Give the data again exactly as written, skipping any pictures.

======== Raw records

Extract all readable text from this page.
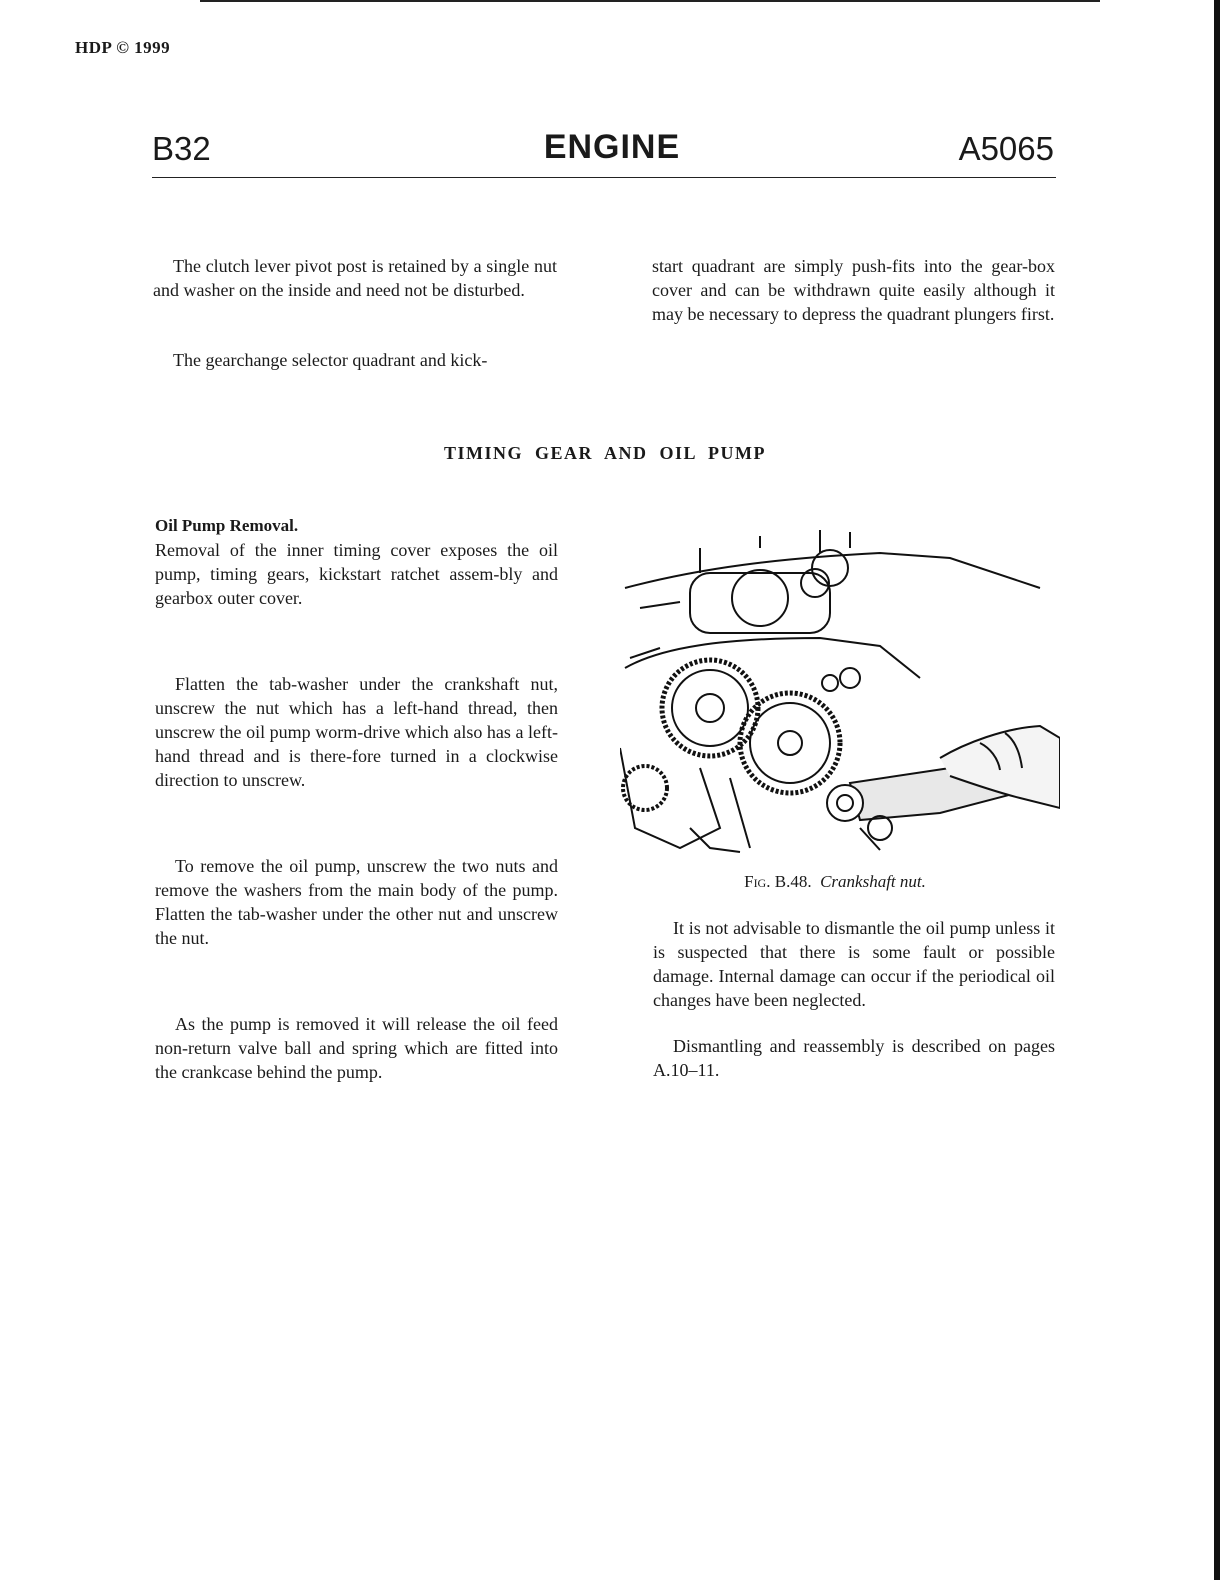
HDP © 1999
B32	ENGINE	A5065

The clutch lever pivot post is retained by a single nut and washer on the inside and need not be disturbed.

The gearchange selector quadrant and kick-

start quadrant are simply push-fits into the gear-box cover and can be withdrawn quite easily although it may be necessary to depress the quadrant plungers first.

TIMING GEAR AND OIL PUMP
Oil Pump Removal.

Removal of the inner timing cover exposes the oil pump, timing gears, kickstart ratchet assem-bly and gearbox outer cover.

Flatten the tab-washer under the crankshaft nut, unscrew the nut which has a left-hand thread, then unscrew the oil pump worm-drive which also has a left-hand thread and is there-fore turned in a clockwise direction to unscrew.

To remove the oil pump, unscrew the two nuts and remove the washers from the main body of the pump. Flatten the tab-washer under the other nut and unscrew the nut.

As the pump is removed it will release the oil feed non-return valve ball and spring which are fitted into the crankcase behind the pump.

Fig. B.48. Crankshaft nut.

It is not advisable to dismantle the oil pump unless it is suspected that there is some fault or possible damage. Internal damage can occur if the periodical oil changes have been neglected.

Dismantling and reassembly is described on pages A.10–11.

================

Solution to this problem:
Extract all readable text from this page.
HDP © 1999
B32	ENGINE	A5065

The clutch lever pivot post is retained by a single nut and washer on the inside and need not be disturbed.

The gearchange selector quadrant and kick-

start quadrant are simply push-fits into the gear-box cover and can be withdrawn quite easily although it may be necessary to depress the quadrant plungers first.

TIMING GEAR AND OIL PUMP
Oil Pump Removal.

Removal of the inner timing cover exposes the oil pump, timing gears, kickstart ratchet assem-bly and gearbox outer cover.

Flatten the tab-washer under the crankshaft nut, unscrew the nut which has a left-hand thread, then unscrew the oil pump worm-drive which also has a left-hand thread and is there-fore turned in a clockwise direction to unscrew.

To remove the oil pump, unscrew the two nuts and remove the washers from the main body of the pump. Flatten the tab-washer under the other nut and unscrew the nut.

As the pump is removed it will release the oil feed non-return valve ball and spring which are fitted into the crankcase behind the pump.

Fig. B.48. Crankshaft nut.

It is not advisable to dismantle the oil pump unless it is suspected that there is some fault or possible damage. Internal damage can occur if the periodical oil changes have been neglected.

Dismantling and reassembly is described on pages A.10–11.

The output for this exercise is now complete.